What to produce: Return each entry exactly, with none missing.
+++ Listed entries
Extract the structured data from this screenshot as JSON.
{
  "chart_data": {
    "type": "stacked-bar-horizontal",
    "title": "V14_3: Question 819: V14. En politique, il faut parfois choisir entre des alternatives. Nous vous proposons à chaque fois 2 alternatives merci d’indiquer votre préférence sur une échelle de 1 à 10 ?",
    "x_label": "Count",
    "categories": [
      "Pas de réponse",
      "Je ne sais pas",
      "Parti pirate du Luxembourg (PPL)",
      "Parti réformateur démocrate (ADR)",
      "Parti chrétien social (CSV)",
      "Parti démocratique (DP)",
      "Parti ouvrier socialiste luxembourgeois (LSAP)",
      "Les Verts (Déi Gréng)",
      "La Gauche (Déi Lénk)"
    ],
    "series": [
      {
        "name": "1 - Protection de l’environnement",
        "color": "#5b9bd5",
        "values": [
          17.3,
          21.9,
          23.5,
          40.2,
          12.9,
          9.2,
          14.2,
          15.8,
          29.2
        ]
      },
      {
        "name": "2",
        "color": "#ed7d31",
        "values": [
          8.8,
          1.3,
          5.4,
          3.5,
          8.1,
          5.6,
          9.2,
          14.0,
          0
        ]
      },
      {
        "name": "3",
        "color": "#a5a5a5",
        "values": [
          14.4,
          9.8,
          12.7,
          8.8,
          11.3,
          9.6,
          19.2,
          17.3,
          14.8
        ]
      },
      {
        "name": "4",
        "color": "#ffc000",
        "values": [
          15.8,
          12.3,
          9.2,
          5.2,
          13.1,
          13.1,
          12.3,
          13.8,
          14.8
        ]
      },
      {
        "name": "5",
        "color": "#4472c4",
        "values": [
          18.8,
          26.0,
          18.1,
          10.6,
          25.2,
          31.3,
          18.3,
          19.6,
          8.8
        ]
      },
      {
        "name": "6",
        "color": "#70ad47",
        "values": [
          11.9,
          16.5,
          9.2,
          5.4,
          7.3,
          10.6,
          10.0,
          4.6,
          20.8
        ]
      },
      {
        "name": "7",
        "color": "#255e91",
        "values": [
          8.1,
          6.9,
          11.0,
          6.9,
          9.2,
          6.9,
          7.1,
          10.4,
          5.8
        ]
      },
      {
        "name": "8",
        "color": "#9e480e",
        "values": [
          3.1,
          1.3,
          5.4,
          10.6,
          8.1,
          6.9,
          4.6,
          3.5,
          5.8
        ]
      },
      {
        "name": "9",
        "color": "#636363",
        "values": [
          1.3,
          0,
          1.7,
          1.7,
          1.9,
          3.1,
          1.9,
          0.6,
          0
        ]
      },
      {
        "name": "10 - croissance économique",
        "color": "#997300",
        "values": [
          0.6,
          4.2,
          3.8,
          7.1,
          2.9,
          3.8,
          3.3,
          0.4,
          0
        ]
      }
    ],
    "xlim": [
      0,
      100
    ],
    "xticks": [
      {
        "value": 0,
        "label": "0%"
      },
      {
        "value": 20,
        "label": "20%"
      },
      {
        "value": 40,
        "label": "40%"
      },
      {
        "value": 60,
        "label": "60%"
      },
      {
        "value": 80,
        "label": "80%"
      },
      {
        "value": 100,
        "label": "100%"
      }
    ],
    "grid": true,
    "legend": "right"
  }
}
++++++
Response:
Extract the structured data from this screenshot as JSON.
{
  "chart_data": {
    "type": "stacked-bar-horizontal",
    "title": "V14_3: Question 819: V14. En politique, il faut parfois choisir entre des alternatives. Nous vous proposons à chaque fois 2 alternatives merci d’indiquer votre préférence sur une échelle de 1 à 10 ?",
    "x_label": "Count",
    "categories": [
      "Pas de réponse",
      "Je ne sais pas",
      "Parti pirate du Luxembourg (PPL)",
      "Parti réformateur démocrate (ADR)",
      "Parti chrétien social (CSV)",
      "Parti démocratique (DP)",
      "Parti ouvrier socialiste luxembourgeois (LSAP)",
      "Les Verts (Déi Gréng)",
      "La Gauche (Déi Lénk)"
    ],
    "series": [
      {
        "name": "1 - Protection de l’environnement",
        "color": "#5b9bd5",
        "values": [
          17.3,
          21.9,
          23.5,
          40.2,
          12.9,
          9.2,
          14.2,
          15.8,
          29.2
        ]
      },
      {
        "name": "2",
        "color": "#ed7d31",
        "values": [
          8.8,
          1.3,
          5.4,
          3.5,
          8.1,
          5.6,
          9.2,
          14.0,
          0
        ]
      },
      {
        "name": "3",
        "color": "#a5a5a5",
        "values": [
          14.4,
          9.8,
          12.7,
          8.8,
          11.3,
          9.6,
          19.2,
          17.3,
          14.8
        ]
      },
      {
        "name": "4",
        "color": "#ffc000",
        "values": [
          15.8,
          12.3,
          9.2,
          5.2,
          13.1,
          13.1,
          12.3,
          13.8,
          14.8
        ]
      },
      {
        "name": "5",
        "color": "#4472c4",
        "values": [
          18.8,
          26.0,
          18.1,
          10.6,
          25.2,
          31.3,
          18.3,
          19.6,
          8.8
        ]
      },
      {
        "name": "6",
        "color": "#70ad47",
        "values": [
          11.9,
          16.5,
          9.2,
          5.4,
          7.3,
          10.6,
          10.0,
          4.6,
          20.8
        ]
      },
      {
        "name": "7",
        "color": "#255e91",
        "values": [
          8.1,
          6.9,
          11.0,
          6.9,
          9.2,
          6.9,
          7.1,
          10.4,
          5.8
        ]
      },
      {
        "name": "8",
        "color": "#9e480e",
        "values": [
          3.1,
          1.3,
          5.4,
          10.6,
          8.1,
          6.9,
          4.6,
          3.5,
          5.8
        ]
      },
      {
        "name": "9",
        "color": "#636363",
        "values": [
          1.3,
          0,
          1.7,
          1.7,
          1.9,
          3.1,
          1.9,
          0.6,
          0
        ]
      },
      {
        "name": "10 - croissance économique",
        "color": "#997300",
        "values": [
          0.6,
          4.2,
          3.8,
          7.1,
          2.9,
          3.8,
          3.3,
          0.4,
          0
        ]
      }
    ],
    "xlim": [
      0,
      100
    ],
    "xticks": [
      {
        "value": 0,
        "label": "0%"
      },
      {
        "value": 20,
        "label": "20%"
      },
      {
        "value": 40,
        "label": "40%"
      },
      {
        "value": 60,
        "label": "60%"
      },
      {
        "value": 80,
        "label": "80%"
      },
      {
        "value": 100,
        "label": "100%"
      }
    ],
    "grid": true,
    "legend": "right"
  }
}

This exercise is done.